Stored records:
____

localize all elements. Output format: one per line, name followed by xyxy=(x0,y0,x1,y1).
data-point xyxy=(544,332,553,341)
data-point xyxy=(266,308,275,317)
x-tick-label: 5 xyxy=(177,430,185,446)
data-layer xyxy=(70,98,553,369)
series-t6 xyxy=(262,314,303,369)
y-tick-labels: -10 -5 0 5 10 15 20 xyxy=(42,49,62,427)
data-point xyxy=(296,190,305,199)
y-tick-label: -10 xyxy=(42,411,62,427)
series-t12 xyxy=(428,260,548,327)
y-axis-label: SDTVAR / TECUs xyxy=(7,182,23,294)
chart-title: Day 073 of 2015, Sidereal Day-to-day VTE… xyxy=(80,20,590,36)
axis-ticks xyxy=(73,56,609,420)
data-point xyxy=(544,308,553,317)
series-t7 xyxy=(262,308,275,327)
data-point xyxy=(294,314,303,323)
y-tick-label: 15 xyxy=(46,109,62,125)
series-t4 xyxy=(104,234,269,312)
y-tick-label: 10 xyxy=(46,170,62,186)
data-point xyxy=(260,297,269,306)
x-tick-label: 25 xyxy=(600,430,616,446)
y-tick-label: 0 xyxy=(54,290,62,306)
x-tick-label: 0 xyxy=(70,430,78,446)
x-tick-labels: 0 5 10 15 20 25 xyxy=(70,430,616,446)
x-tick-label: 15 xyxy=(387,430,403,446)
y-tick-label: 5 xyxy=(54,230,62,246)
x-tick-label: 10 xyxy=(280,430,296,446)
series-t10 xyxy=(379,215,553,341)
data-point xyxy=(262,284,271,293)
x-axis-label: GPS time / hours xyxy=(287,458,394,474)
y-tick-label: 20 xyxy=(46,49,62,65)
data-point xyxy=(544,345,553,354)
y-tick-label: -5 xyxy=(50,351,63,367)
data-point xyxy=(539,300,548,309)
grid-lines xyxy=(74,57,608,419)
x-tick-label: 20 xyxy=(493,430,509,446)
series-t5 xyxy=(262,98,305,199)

____

What you need to do —
Copy every line of the material above, character for character, leaving nothing out and changing nothing.

Answer below —
localize all elements. Output format: one per line, name followed by xyxy=(x0,y0,x1,y1).
data-point xyxy=(544,332,553,341)
data-point xyxy=(266,308,275,317)
x-tick-label: 5 xyxy=(177,430,185,446)
data-layer xyxy=(70,98,553,369)
series-t6 xyxy=(262,314,303,369)
y-tick-labels: -10 -5 0 5 10 15 20 xyxy=(42,49,62,427)
data-point xyxy=(296,190,305,199)
y-tick-label: -10 xyxy=(42,411,62,427)
series-t12 xyxy=(428,260,548,327)
y-axis-label: SDTVAR / TECUs xyxy=(7,182,23,294)
chart-title: Day 073 of 2015, Sidereal Day-to-day VTE… xyxy=(80,20,590,36)
axis-ticks xyxy=(73,56,609,420)
data-point xyxy=(544,308,553,317)
series-t7 xyxy=(262,308,275,327)
data-point xyxy=(294,314,303,323)
y-tick-label: 15 xyxy=(46,109,62,125)
series-t4 xyxy=(104,234,269,312)
y-tick-label: 10 xyxy=(46,170,62,186)
data-point xyxy=(260,297,269,306)
x-tick-label: 25 xyxy=(600,430,616,446)
y-tick-label: 0 xyxy=(54,290,62,306)
x-tick-label: 0 xyxy=(70,430,78,446)
x-tick-labels: 0 5 10 15 20 25 xyxy=(70,430,616,446)
x-tick-label: 15 xyxy=(387,430,403,446)
y-tick-label: 5 xyxy=(54,230,62,246)
x-tick-label: 10 xyxy=(280,430,296,446)
series-t10 xyxy=(379,215,553,341)
data-point xyxy=(262,284,271,293)
x-axis-label: GPS time / hours xyxy=(287,458,394,474)
y-tick-label: 20 xyxy=(46,49,62,65)
data-point xyxy=(544,345,553,354)
y-tick-label: -5 xyxy=(50,351,63,367)
data-point xyxy=(539,300,548,309)
grid-lines xyxy=(74,57,608,419)
x-tick-label: 20 xyxy=(493,430,509,446)
series-t5 xyxy=(262,98,305,199)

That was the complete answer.